_Exercise_:
Please say how many lines of the listing hold "will", with no other words in the answer.

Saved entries
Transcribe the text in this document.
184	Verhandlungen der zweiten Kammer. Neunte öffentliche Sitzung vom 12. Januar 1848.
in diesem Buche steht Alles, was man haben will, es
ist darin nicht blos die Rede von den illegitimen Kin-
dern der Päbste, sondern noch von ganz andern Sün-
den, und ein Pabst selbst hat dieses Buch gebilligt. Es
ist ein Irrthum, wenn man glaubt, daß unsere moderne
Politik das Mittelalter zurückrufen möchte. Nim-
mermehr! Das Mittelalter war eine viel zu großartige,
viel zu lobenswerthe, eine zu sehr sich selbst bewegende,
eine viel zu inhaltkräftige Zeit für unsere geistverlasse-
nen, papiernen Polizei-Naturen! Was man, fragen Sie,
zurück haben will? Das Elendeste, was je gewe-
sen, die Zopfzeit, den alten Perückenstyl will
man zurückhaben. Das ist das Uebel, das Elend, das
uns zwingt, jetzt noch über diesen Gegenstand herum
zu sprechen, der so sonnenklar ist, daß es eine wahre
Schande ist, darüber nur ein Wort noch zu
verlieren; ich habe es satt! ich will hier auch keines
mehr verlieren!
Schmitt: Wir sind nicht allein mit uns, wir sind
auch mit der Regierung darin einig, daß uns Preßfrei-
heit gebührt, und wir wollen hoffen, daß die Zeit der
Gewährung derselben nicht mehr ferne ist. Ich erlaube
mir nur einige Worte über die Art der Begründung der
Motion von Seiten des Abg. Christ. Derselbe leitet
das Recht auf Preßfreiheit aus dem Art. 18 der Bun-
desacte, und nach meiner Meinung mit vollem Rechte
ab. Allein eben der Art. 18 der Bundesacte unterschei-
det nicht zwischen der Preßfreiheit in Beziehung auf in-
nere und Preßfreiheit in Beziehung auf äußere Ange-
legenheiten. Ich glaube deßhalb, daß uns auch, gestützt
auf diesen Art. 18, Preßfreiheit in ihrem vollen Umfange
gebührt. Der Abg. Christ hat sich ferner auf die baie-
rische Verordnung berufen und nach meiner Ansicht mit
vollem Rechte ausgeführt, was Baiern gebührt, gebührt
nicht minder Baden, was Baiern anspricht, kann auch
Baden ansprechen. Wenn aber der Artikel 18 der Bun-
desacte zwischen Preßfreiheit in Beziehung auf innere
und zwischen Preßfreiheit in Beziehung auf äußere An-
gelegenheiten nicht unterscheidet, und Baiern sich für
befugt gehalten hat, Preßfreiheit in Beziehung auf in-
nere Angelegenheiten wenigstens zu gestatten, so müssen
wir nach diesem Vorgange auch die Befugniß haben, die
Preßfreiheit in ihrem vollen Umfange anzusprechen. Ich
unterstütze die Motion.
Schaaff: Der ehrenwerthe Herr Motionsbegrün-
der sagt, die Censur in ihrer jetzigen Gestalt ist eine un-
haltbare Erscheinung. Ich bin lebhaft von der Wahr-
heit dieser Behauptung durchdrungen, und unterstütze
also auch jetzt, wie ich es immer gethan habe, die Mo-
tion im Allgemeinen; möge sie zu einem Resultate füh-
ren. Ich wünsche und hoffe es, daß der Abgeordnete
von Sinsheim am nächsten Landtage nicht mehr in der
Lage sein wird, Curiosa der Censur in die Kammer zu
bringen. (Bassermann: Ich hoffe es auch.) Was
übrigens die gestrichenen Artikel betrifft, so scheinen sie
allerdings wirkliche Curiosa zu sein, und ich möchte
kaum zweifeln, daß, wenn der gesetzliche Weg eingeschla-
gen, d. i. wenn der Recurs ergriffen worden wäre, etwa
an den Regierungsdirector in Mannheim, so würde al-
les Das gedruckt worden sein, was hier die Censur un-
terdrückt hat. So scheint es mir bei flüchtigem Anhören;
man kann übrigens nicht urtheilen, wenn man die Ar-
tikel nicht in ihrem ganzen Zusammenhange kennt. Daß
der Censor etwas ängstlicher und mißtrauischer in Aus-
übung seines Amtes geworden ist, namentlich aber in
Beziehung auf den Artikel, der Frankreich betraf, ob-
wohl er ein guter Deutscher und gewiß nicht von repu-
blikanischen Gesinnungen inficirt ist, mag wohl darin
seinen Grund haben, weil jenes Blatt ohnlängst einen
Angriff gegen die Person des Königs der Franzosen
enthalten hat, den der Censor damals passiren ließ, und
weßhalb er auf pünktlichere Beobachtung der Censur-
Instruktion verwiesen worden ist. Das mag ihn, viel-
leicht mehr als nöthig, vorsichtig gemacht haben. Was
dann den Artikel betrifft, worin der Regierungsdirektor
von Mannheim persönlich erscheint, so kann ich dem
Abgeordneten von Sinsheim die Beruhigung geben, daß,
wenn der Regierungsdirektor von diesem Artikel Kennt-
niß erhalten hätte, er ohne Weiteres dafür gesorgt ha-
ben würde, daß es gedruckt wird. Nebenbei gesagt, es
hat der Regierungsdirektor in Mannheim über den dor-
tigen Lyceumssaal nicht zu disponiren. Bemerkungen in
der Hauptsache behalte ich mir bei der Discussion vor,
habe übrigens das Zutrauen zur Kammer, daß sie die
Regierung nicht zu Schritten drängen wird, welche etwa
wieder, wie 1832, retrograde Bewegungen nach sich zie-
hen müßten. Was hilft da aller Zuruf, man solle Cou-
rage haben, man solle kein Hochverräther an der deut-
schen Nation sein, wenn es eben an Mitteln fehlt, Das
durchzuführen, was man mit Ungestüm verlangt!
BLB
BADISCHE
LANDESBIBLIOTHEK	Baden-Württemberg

_Exercise answer_:
4